(TASKS FOR THIS EXERCISE)
**1)** In the news piece below on Hugo Chavez's death, what year was the PetroCaribe Energy Cooperation Agreement signed?
**2)** Extend the news piece below on Hugo Chavez and the PetroCaribe deal, starting right after its final sentence.

Xinhuanet | | Commenter |Imprimer

After ruling his country for 14 years and fighting cancer for two years, Venezuelan President Hugo Chavez passed away on Tuesday, leaving a legacy cherished by neighboring countries.

Venezuela may not be popular with some Latin American countries, but for Jamaica and many small Caribbean economies, the world's fifth largest oil producer is an important ally which supplies them with long-term cheap energy, a great contribution to them.

Under the PetroCaribe Energy Cooperation Agreement signed in 2005, Jamaica and other beneficiaries can buy Venezuela-produced crude oil at market value, but only need to pay 5 to 50 percent of the upfront money, and wipe off the remainder in 17 to 25 years on 1 percent interest.

The deal allows these countries to offset their debt to Venezuela with services and goods such as bananas, rice and sugar.

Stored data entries

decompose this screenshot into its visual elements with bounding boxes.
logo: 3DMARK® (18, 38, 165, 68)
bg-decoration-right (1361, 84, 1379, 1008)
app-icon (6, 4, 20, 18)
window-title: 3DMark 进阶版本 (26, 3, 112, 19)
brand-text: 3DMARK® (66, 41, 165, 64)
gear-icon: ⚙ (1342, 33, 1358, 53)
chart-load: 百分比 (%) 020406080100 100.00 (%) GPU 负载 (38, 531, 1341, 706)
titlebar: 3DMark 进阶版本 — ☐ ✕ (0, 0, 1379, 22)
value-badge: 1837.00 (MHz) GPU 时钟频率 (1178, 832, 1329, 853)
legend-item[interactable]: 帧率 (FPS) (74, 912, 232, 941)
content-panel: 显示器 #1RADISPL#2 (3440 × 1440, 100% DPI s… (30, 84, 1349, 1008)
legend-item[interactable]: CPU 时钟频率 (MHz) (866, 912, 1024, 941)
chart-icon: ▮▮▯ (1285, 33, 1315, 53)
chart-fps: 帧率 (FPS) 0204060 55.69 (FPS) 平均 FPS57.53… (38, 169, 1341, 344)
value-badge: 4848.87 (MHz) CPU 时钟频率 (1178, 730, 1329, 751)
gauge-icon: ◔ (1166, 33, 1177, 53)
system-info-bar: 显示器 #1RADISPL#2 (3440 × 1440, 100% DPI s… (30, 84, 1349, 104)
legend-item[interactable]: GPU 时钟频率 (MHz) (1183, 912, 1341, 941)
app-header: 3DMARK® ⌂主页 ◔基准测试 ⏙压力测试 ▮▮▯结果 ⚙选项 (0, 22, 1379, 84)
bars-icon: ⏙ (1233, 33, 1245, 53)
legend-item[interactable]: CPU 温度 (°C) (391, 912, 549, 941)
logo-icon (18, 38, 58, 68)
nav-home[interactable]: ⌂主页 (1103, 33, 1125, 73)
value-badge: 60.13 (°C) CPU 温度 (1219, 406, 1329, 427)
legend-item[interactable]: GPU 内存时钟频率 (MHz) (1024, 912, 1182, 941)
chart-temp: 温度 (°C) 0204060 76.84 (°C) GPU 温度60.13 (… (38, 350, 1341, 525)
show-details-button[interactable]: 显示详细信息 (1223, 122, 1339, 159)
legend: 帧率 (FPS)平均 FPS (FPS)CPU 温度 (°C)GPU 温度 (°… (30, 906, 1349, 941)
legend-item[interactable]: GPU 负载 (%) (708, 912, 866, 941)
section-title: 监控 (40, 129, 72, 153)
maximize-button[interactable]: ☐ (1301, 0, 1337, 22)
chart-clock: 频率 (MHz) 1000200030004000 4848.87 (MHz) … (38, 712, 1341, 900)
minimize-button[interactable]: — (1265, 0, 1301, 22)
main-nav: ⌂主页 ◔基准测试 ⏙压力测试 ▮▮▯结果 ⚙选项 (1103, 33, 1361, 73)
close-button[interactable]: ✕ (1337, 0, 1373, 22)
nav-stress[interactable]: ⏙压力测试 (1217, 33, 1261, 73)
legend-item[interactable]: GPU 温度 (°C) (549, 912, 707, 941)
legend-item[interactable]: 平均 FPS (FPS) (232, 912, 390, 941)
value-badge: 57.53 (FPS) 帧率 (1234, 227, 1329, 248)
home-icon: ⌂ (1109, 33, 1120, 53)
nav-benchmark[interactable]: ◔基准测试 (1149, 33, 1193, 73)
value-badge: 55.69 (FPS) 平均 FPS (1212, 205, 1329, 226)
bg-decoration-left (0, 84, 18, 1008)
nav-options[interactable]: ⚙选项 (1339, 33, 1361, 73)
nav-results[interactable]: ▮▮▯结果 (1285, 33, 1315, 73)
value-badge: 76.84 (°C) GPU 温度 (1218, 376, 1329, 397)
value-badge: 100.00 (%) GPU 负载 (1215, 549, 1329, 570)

(ANSWERS BELOW)
**1)** 2005

**2)**
Besides Jamaica, beneficiaries of the preferential oil prices include Antigua and Barbuda, the Bahamas, Belize, Cuba, Dominica, the Dominican Republic, Grenada, Guyana, Nicaragua, Suriname, Saint Lucia, Saint Kitts and Nevis, and Saint Vincent and the Grenadines.

Take Jamaica for example, the third largest island in the Caribbean region, established the PetroCaribe Development Fund in 2006 to manage the proceeds that accrue under the deferred financing arrangement of the PetroCaribe agreement with Venezuela.

The fund now has about 170 billion Jamaican dollars (1.77 billion U.S. dollars) and is the largest source of concessionary loan financing available to the Jamaican government.

"We are talking about hundreds of millions of dollars given on credit that has been used to provide balance of payments support," said Wesley Hughes, Jamaica's ex-financial secretary and now the fund's CEO. "Without it we would have had serious challenges on the balance of payments."

Last year, Hughes estimated in his capacity as financial secretary that Chavez's PetroCaribe deal saved Jamaica some 600 million U.S. dollars on balance of payments annually.

"What he did under the fund ... I can tell you, saved the Jamaican economy," Jamaica's former Energy Minister James Robertson said on hearing of Chavez's death.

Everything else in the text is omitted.